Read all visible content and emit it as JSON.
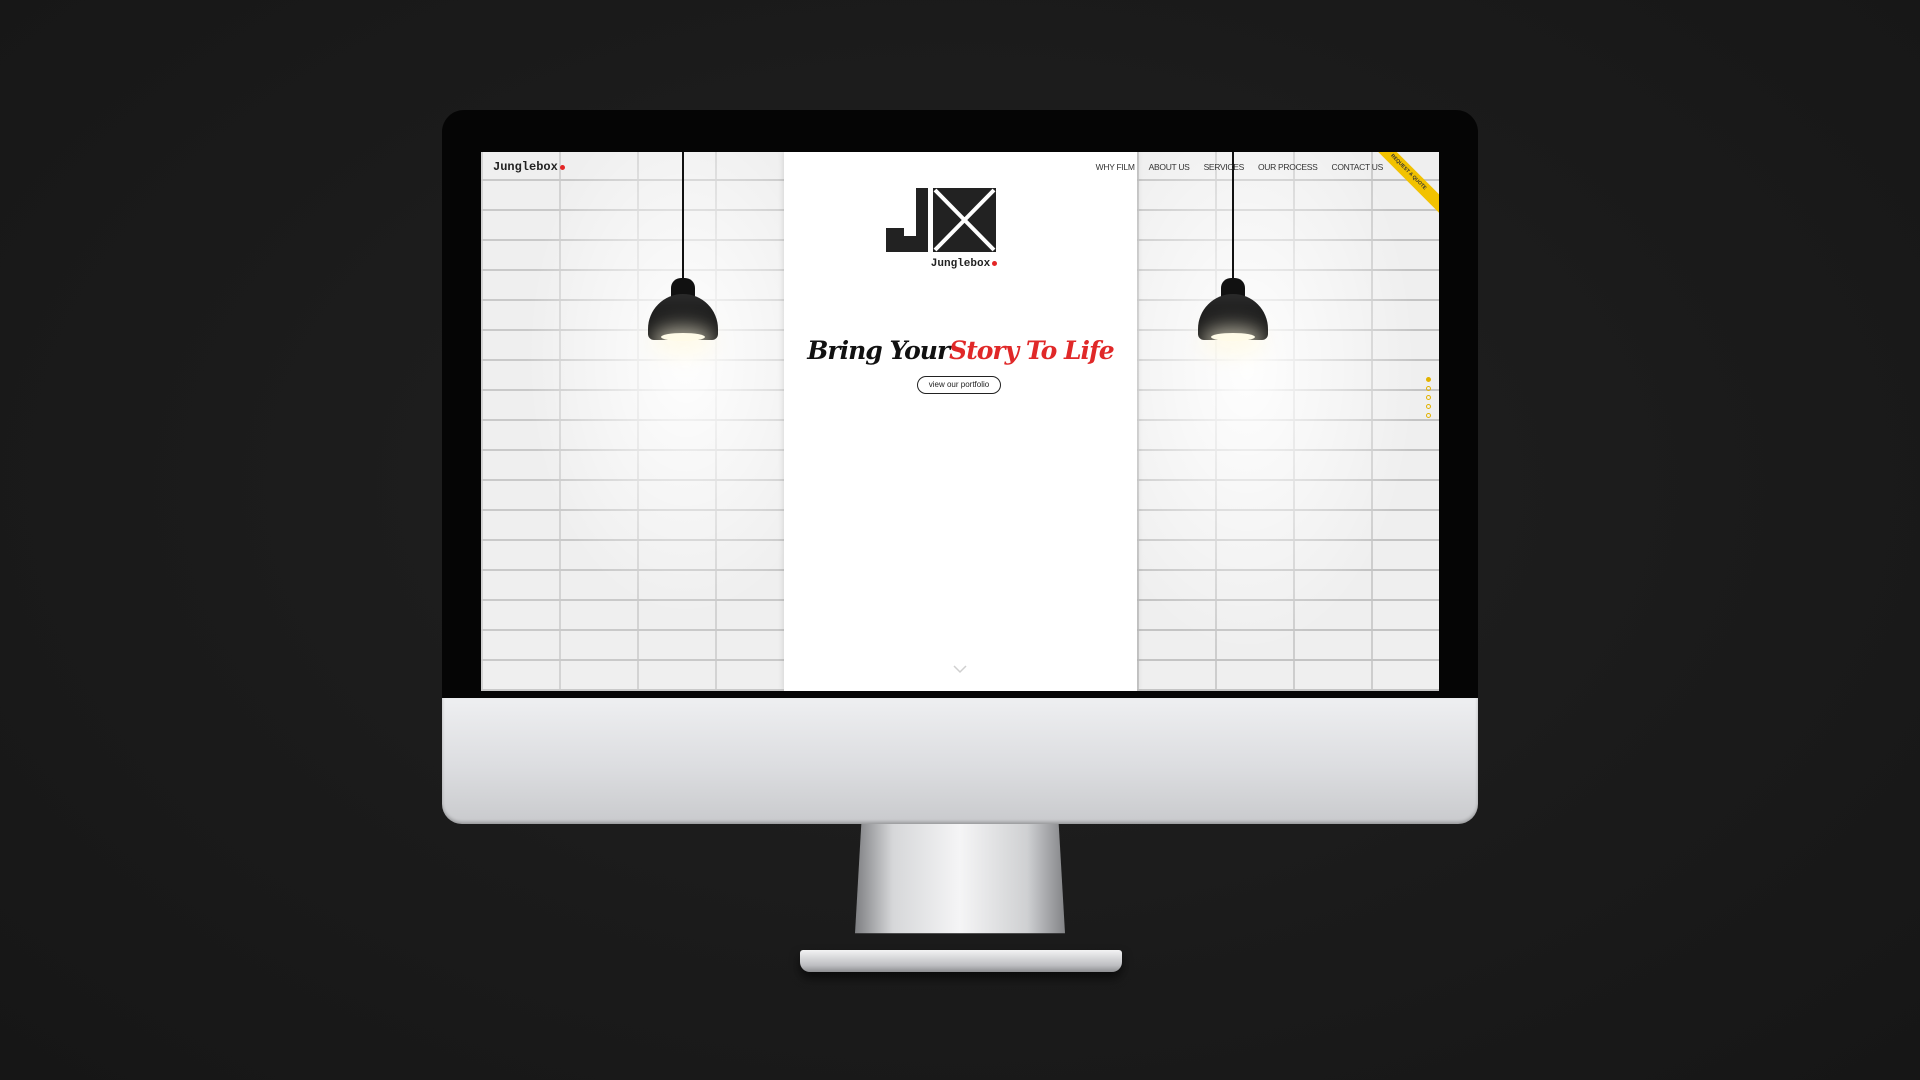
{
  "site": {
    "brand": "Junglebox",
    "logo_monogram": "JX",
    "logo_name": "Junglebox",
    "accent_red": "#e02828",
    "accent_yellow": "#f2c200"
  },
  "nav": {
    "items": [
      {
        "label": "WHY FILM"
      },
      {
        "label": "ABOUT US"
      },
      {
        "label": "SERVICES"
      },
      {
        "label": "OUR PROCESS"
      },
      {
        "label": "CONTACT US"
      }
    ],
    "ribbon_label": "REQUEST A QUOTE"
  },
  "hero": {
    "headline_dark": "Bring Your",
    "headline_red": "Story To Life",
    "button_label": "view our portfolio"
  },
  "icons": {
    "scroll": "chevron-down-icon",
    "pager": "pagination-dots"
  }
}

-- WRITTEN PROBLEM --
Return each line exactly as written. Any picture gets left out.

-- EXERCISE RESPONSE --
Read all visible content and emit it as JSON.
{
  "site": {
    "brand": "Junglebox",
    "logo_monogram": "JX",
    "logo_name": "Junglebox",
    "accent_red": "#e02828",
    "accent_yellow": "#f2c200"
  },
  "nav": {
    "items": [
      {
        "label": "WHY FILM"
      },
      {
        "label": "ABOUT US"
      },
      {
        "label": "SERVICES"
      },
      {
        "label": "OUR PROCESS"
      },
      {
        "label": "CONTACT US"
      }
    ],
    "ribbon_label": "REQUEST A QUOTE"
  },
  "hero": {
    "headline_dark": "Bring Your",
    "headline_red": "Story To Life",
    "button_label": "view our portfolio"
  },
  "icons": {
    "scroll": "chevron-down-icon",
    "pager": "pagination-dots"
  }
}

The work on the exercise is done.